### Your instructions
Retype each line of the records below word for word, and leave out the pictures.
>> Begin
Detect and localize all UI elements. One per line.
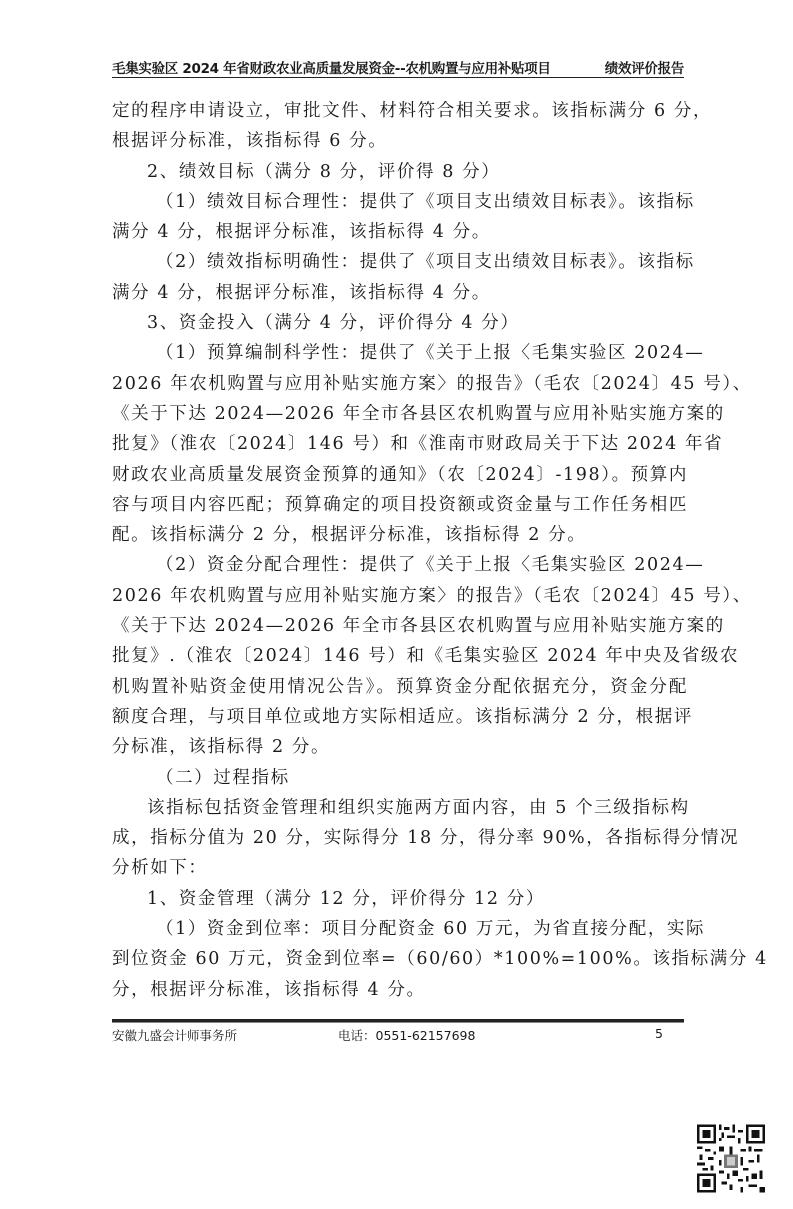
header-report-type: 绩效评价报告 bbox=[605, 57, 684, 77]
text-line: 满分 4 分，根据评分标准，该指标得 4 分。 bbox=[112, 217, 688, 247]
footer-firm-name: 安徽九盛会计师事务所 bbox=[112, 1026, 237, 1044]
text-line: （2）资金分配合理性：提供了《关于上报〈毛集实验区 2024— bbox=[112, 550, 688, 580]
text-line: 2026 年农机购置与应用补贴实施方案〉的报告》（毛农〔2024〕45 号）、 bbox=[112, 581, 688, 611]
text-line: 容与项目内容匹配；预算确定的项目投资额或资金量与工作任务相匹 bbox=[112, 490, 688, 520]
page-footer: 安徽九盛会计师事务所 电话：0551-62157698 5 bbox=[112, 1026, 684, 1044]
text-line: （2）绩效指标明确性：提供了《项目支出绩效目标表》。该指标 bbox=[112, 247, 688, 277]
text-line: （1）绩效目标合理性：提供了《项目支出绩效目标表》。该指标 bbox=[112, 187, 688, 217]
text-line: 该指标包括资金管理和组织实施两方面内容，由 5 个三级指标构 bbox=[112, 793, 688, 823]
text-line: 根据评分标准，该指标得 6 分。 bbox=[112, 126, 688, 156]
text-line: （二）过程指标 bbox=[112, 763, 688, 793]
text-line: 成，指标分值为 20 分，实际得分 18 分，得分率 90%，各指标得分情况 bbox=[112, 823, 688, 853]
text-line: 3、资金投入（满分 4 分，评价得分 4 分） bbox=[112, 308, 688, 338]
text-line: 定的程序申请设立，审批文件、材料符合相关要求。该指标满分 6 分， bbox=[112, 96, 688, 126]
text-line: 额度合理，与项目单位或地方实际相适应。该指标满分 2 分，根据评 bbox=[112, 702, 688, 732]
text-line: 到位资金 60 万元，资金到位率=（60/60）*100%=100%。该指标满分… bbox=[112, 944, 688, 974]
text-line: 分，根据评分标准，该指标得 4 分。 bbox=[112, 975, 688, 1005]
text-line: 1、资金管理（满分 12 分，评价得分 12 分） bbox=[112, 884, 688, 914]
text-line: 《关于下达 2024—2026 年全市各县区农机购置与应用补贴实施方案的 bbox=[112, 611, 688, 641]
text-line: 批复》.（淮农〔2024〕146 号）和《毛集实验区 2024 年中央及省级农 bbox=[112, 641, 688, 671]
header-title: 毛集实验区 2024 年省财政农业高质量发展资金--农机购置与应用补贴项目 bbox=[112, 57, 551, 77]
qr-code-icon bbox=[697, 1124, 765, 1193]
text-line: 机购置补贴资金使用情况公告》。预算资金分配依据充分，资金分配 bbox=[112, 672, 688, 702]
text-line: （1）资金到位率：项目分配资金 60 万元，为省直接分配，实际 bbox=[112, 914, 688, 944]
text-line: 2、绩效目标（满分 8 分，评价得 8 分） bbox=[112, 157, 688, 187]
page-header: 毛集实验区 2024 年省财政农业高质量发展资金--农机购置与应用补贴项目 绩效… bbox=[112, 57, 684, 78]
page-number: 5 bbox=[655, 1026, 663, 1041]
text-line: 批复》（淮农〔2024〕146 号）和《淮南市财政局关于下达 2024 年省 bbox=[112, 429, 688, 459]
text-line: 2026 年农机购置与应用补贴实施方案〉的报告》（毛农〔2024〕45 号）、 bbox=[112, 369, 688, 399]
text-line: 配。该指标满分 2 分，根据评分标准，该指标得 2 分。 bbox=[112, 520, 688, 550]
text-line: 分标准，该指标得 2 分。 bbox=[112, 732, 688, 762]
text-line: 分析如下： bbox=[112, 853, 688, 883]
text-line: 满分 4 分，根据评分标准，该指标得 4 分。 bbox=[112, 278, 688, 308]
text-line: 财政农业高质量发展资金预算的通知》（农〔2024〕-198）。预算内 bbox=[112, 460, 688, 490]
footer-phone: 电话：0551-62157698 bbox=[338, 1026, 475, 1044]
text-line: （1）预算编制科学性：提供了《关于上报〈毛集实验区 2024— bbox=[112, 338, 688, 368]
document-body: 定的程序申请设立，审批文件、材料符合相关要求。该指标满分 6 分，根据评分标准，… bbox=[112, 96, 688, 1005]
text-line: 《关于下达 2024—2026 年全市各县区农机购置与应用补贴实施方案的 bbox=[112, 399, 688, 429]
footer-divider bbox=[112, 1019, 684, 1023]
>> End
### Result
Detect and localize all UI elements. One per line.
header-report-type: 绩效评价报告 bbox=[605, 57, 684, 77]
text-line: 满分 4 分，根据评分标准，该指标得 4 分。 bbox=[112, 217, 688, 247]
footer-firm-name: 安徽九盛会计师事务所 bbox=[112, 1026, 237, 1044]
text-line: （2）资金分配合理性：提供了《关于上报〈毛集实验区 2024— bbox=[112, 550, 688, 580]
text-line: 2026 年农机购置与应用补贴实施方案〉的报告》（毛农〔2024〕45 号）、 bbox=[112, 581, 688, 611]
text-line: 容与项目内容匹配；预算确定的项目投资额或资金量与工作任务相匹 bbox=[112, 490, 688, 520]
page-footer: 安徽九盛会计师事务所 电话：0551-62157698 5 bbox=[112, 1026, 684, 1044]
text-line: （2）绩效指标明确性：提供了《项目支出绩效目标表》。该指标 bbox=[112, 247, 688, 277]
text-line: （1）绩效目标合理性：提供了《项目支出绩效目标表》。该指标 bbox=[112, 187, 688, 217]
text-line: 该指标包括资金管理和组织实施两方面内容，由 5 个三级指标构 bbox=[112, 793, 688, 823]
text-line: 根据评分标准，该指标得 6 分。 bbox=[112, 126, 688, 156]
text-line: （二）过程指标 bbox=[112, 763, 688, 793]
text-line: 成，指标分值为 20 分，实际得分 18 分，得分率 90%，各指标得分情况 bbox=[112, 823, 688, 853]
text-line: 3、资金投入（满分 4 分，评价得分 4 分） bbox=[112, 308, 688, 338]
text-line: 定的程序申请设立，审批文件、材料符合相关要求。该指标满分 6 分， bbox=[112, 96, 688, 126]
text-line: 额度合理，与项目单位或地方实际相适应。该指标满分 2 分，根据评 bbox=[112, 702, 688, 732]
text-line: 到位资金 60 万元，资金到位率=（60/60）*100%=100%。该指标满分… bbox=[112, 944, 688, 974]
text-line: 分，根据评分标准，该指标得 4 分。 bbox=[112, 975, 688, 1005]
text-line: 1、资金管理（满分 12 分，评价得分 12 分） bbox=[112, 884, 688, 914]
text-line: 《关于下达 2024—2026 年全市各县区农机购置与应用补贴实施方案的 bbox=[112, 611, 688, 641]
text-line: 批复》.（淮农〔2024〕146 号）和《毛集实验区 2024 年中央及省级农 bbox=[112, 641, 688, 671]
header-title: 毛集实验区 2024 年省财政农业高质量发展资金--农机购置与应用补贴项目 bbox=[112, 57, 551, 77]
qr-code-icon bbox=[697, 1124, 765, 1193]
text-line: 机购置补贴资金使用情况公告》。预算资金分配依据充分，资金分配 bbox=[112, 672, 688, 702]
text-line: （1）资金到位率：项目分配资金 60 万元，为省直接分配，实际 bbox=[112, 914, 688, 944]
text-line: 2、绩效目标（满分 8 分，评价得 8 分） bbox=[112, 157, 688, 187]
page-header: 毛集实验区 2024 年省财政农业高质量发展资金--农机购置与应用补贴项目 绩效… bbox=[112, 57, 684, 78]
page-number: 5 bbox=[655, 1026, 663, 1041]
text-line: 批复》（淮农〔2024〕146 号）和《淮南市财政局关于下达 2024 年省 bbox=[112, 429, 688, 459]
text-line: 2026 年农机购置与应用补贴实施方案〉的报告》（毛农〔2024〕45 号）、 bbox=[112, 369, 688, 399]
text-line: 配。该指标满分 2 分，根据评分标准，该指标得 2 分。 bbox=[112, 520, 688, 550]
text-line: 分标准，该指标得 2 分。 bbox=[112, 732, 688, 762]
text-line: 分析如下： bbox=[112, 853, 688, 883]
text-line: 满分 4 分，根据评分标准，该指标得 4 分。 bbox=[112, 278, 688, 308]
text-line: 财政农业高质量发展资金预算的通知》（农〔2024〕-198）。预算内 bbox=[112, 460, 688, 490]
footer-phone: 电话：0551-62157698 bbox=[338, 1026, 475, 1044]
text-line: （1）预算编制科学性：提供了《关于上报〈毛集实验区 2024— bbox=[112, 338, 688, 368]
document-body: 定的程序申请设立，审批文件、材料符合相关要求。该指标满分 6 分，根据评分标准，… bbox=[112, 96, 688, 1005]
text-line: 《关于下达 2024—2026 年全市各县区农机购置与应用补贴实施方案的 bbox=[112, 399, 688, 429]
footer-divider bbox=[112, 1019, 684, 1023]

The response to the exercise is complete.